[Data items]
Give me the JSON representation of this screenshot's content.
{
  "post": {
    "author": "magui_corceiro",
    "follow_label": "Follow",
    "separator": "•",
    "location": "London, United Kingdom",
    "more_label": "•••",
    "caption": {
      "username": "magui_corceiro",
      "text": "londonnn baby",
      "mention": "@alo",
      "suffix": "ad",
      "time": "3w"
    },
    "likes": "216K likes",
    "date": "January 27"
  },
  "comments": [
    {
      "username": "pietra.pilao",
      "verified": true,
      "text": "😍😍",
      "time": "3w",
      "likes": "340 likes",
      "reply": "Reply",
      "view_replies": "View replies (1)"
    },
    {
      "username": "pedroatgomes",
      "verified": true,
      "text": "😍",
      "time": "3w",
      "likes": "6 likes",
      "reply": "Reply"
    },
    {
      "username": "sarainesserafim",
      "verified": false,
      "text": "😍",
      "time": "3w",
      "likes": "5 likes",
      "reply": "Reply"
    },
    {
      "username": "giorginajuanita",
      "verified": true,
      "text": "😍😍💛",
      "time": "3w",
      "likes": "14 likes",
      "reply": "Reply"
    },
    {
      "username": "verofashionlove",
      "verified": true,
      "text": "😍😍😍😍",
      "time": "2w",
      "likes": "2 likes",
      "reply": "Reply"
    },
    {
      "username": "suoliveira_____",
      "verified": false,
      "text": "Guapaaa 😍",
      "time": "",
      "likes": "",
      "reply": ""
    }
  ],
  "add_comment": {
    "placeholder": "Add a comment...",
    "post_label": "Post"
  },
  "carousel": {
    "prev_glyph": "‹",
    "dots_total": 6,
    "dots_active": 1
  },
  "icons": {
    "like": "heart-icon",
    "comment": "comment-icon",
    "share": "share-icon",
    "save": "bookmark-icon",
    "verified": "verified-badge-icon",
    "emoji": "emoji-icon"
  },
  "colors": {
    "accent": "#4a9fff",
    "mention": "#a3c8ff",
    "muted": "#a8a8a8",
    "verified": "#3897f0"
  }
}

REQUIREMENTS: Pull every line containing the word "text" out of the material and copy it.

SOLUTION FOR THIS PROBLEM:
      "text": "londonnn baby",
      "text": "😍😍",
      "text": "😍",
      "text": "😍",
      "text": "😍😍💛",
      "text": "😍😍😍😍",
      "text": "Guapaaa 😍",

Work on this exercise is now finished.